Given problem
Work through the following lines and count those that hold the word "оборудованием". Reply with that number only.

================

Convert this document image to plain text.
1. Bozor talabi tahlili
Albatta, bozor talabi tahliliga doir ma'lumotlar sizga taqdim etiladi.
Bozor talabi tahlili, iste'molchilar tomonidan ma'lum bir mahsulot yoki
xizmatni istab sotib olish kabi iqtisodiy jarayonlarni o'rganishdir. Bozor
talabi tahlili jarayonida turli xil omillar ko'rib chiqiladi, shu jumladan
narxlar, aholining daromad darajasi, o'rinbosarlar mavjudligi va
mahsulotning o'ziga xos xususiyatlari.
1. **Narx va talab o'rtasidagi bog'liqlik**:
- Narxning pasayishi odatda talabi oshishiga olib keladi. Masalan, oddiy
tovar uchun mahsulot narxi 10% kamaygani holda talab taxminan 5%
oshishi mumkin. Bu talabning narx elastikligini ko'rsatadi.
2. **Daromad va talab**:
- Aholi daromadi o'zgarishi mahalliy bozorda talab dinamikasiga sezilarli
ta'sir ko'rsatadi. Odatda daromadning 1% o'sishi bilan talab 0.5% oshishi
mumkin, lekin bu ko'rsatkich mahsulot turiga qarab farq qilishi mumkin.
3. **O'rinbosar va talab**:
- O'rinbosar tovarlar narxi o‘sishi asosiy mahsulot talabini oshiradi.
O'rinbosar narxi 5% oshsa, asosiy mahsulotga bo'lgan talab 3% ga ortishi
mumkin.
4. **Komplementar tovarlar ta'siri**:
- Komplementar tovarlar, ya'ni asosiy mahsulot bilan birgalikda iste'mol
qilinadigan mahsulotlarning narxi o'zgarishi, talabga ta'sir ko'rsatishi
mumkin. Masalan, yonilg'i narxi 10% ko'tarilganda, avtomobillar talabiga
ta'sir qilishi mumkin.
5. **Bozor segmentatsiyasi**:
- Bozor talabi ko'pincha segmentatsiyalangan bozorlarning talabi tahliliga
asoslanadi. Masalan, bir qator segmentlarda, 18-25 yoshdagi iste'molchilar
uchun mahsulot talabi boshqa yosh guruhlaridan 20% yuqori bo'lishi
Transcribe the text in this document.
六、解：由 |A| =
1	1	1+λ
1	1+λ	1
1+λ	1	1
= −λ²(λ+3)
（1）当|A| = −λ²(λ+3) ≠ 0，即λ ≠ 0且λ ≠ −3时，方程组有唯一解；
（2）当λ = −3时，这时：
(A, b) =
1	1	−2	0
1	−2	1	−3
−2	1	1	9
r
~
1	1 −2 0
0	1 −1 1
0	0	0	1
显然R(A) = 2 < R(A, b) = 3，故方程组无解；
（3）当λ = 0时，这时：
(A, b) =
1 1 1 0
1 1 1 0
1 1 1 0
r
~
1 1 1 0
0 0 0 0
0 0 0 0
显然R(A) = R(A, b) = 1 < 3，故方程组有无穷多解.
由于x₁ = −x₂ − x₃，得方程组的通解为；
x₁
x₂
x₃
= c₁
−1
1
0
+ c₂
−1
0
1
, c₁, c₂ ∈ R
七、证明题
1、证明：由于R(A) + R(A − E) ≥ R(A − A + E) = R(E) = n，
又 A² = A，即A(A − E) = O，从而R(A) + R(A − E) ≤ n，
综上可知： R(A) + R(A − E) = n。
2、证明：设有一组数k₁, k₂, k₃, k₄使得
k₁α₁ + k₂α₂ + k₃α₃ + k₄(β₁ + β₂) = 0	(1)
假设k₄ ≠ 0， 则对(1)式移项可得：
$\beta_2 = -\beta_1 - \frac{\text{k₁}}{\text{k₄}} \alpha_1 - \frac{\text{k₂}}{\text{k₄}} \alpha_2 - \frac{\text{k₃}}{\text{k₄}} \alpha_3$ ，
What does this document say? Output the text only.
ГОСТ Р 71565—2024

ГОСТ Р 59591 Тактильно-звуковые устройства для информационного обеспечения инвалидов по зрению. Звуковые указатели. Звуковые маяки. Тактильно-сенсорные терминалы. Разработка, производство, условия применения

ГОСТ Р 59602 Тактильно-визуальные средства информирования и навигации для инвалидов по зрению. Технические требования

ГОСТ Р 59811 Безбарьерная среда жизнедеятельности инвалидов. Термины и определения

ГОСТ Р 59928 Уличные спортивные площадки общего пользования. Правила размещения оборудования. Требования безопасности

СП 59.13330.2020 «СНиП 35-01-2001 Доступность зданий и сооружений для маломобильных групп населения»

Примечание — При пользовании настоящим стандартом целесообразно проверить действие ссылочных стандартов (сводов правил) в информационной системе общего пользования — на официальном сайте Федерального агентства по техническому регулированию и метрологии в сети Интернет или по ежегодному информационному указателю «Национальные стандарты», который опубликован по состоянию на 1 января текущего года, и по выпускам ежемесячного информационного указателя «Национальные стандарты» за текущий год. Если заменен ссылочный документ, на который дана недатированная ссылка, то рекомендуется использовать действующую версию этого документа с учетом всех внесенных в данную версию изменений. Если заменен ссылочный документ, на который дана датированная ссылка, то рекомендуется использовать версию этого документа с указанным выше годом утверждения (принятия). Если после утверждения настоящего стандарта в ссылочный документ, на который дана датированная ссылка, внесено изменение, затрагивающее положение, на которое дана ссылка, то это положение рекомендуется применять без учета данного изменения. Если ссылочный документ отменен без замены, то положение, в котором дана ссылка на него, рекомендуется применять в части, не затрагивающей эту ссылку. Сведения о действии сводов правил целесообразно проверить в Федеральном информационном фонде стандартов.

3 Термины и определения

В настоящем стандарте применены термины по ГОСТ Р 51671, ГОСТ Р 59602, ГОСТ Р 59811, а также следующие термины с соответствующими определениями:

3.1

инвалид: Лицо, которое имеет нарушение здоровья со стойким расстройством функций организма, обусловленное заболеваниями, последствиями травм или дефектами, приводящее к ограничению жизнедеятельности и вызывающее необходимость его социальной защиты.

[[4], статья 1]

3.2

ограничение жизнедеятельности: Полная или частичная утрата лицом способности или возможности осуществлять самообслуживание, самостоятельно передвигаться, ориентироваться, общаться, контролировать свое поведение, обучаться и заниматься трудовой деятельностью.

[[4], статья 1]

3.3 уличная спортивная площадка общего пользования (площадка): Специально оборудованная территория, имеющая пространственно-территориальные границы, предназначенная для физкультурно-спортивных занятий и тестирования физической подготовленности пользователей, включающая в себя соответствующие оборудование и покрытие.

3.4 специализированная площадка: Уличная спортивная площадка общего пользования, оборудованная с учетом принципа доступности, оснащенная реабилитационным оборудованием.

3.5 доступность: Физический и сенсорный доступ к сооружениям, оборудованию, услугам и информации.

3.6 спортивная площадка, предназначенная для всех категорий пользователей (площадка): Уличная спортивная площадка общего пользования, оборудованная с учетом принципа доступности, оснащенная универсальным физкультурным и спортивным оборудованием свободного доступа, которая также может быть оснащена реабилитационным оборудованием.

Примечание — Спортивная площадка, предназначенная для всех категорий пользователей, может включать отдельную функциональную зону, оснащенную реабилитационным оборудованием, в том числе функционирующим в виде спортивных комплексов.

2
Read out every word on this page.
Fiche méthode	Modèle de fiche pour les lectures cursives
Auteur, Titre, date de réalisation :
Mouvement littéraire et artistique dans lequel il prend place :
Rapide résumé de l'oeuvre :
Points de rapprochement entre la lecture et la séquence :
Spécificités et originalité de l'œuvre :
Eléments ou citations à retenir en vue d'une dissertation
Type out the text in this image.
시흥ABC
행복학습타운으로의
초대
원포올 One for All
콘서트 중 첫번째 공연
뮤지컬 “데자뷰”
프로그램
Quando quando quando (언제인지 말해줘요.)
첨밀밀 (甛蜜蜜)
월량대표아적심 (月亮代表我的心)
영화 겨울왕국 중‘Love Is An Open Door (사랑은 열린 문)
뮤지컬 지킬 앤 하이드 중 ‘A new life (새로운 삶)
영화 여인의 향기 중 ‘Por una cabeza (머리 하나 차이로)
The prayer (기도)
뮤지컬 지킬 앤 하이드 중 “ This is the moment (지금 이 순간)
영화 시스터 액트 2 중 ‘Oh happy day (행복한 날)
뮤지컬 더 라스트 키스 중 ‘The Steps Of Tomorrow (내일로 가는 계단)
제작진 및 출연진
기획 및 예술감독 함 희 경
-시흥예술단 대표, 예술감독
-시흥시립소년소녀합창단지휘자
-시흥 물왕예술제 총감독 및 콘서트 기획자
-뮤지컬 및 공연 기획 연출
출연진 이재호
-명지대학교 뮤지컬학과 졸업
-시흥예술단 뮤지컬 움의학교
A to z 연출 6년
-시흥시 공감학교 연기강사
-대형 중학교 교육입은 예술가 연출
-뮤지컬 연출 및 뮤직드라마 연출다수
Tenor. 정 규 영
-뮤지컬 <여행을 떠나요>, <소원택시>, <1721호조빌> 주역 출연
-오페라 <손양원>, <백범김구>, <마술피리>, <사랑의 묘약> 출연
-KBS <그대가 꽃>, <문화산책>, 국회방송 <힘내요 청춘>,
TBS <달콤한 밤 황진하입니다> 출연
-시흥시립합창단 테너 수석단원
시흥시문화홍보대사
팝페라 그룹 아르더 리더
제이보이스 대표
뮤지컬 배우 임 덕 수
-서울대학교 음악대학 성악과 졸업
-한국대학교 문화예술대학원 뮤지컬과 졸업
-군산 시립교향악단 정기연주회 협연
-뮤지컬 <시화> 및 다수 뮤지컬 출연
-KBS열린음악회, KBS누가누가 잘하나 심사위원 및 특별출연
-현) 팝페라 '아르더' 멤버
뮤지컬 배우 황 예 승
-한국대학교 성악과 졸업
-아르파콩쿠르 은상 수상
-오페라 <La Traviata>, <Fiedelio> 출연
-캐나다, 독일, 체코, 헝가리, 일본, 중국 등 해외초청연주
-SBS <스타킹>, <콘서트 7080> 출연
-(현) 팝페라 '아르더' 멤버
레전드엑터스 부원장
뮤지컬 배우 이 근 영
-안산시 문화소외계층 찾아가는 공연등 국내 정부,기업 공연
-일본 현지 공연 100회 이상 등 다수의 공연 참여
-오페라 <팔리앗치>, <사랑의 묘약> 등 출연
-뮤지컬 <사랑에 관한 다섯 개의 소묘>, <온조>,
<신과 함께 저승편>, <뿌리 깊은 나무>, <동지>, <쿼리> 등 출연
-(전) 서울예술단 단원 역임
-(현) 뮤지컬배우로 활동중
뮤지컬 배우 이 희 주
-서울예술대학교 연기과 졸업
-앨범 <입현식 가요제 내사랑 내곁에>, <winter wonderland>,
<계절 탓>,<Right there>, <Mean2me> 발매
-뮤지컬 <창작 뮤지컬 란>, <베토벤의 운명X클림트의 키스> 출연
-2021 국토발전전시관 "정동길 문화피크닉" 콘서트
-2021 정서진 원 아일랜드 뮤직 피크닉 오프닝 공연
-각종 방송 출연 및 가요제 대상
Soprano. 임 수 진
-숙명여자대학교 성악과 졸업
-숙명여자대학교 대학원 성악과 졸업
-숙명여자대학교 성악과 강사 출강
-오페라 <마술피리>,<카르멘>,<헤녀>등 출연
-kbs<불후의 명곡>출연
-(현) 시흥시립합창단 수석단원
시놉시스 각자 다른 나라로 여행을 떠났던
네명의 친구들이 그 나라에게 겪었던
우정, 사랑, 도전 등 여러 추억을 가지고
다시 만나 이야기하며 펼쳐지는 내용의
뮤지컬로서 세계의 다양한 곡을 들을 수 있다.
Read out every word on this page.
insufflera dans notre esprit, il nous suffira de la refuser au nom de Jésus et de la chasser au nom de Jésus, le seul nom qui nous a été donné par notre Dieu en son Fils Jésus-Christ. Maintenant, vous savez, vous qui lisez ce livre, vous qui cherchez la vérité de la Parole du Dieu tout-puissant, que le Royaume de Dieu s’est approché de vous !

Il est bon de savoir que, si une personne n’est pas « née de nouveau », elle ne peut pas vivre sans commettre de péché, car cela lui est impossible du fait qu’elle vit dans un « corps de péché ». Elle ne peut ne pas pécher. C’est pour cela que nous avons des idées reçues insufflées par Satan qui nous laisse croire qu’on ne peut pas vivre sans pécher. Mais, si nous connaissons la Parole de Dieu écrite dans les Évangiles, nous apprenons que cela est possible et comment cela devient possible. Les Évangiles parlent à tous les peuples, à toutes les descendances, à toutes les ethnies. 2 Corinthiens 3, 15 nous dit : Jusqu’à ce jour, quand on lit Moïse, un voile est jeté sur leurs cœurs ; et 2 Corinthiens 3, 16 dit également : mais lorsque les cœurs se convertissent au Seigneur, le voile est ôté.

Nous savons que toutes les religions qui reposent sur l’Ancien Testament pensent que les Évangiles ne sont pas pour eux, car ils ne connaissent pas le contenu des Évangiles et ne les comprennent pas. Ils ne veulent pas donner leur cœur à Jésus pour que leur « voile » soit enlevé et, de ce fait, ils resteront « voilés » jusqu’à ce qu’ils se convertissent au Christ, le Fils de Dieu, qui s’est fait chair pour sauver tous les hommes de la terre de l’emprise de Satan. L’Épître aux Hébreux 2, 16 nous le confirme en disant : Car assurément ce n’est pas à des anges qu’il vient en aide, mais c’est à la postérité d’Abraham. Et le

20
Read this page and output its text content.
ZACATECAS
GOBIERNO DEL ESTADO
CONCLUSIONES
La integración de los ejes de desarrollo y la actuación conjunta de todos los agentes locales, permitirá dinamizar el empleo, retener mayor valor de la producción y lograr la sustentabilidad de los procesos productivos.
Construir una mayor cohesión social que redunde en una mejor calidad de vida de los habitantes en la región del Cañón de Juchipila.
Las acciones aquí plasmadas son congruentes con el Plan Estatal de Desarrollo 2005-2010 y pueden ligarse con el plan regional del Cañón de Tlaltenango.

================

Solution
3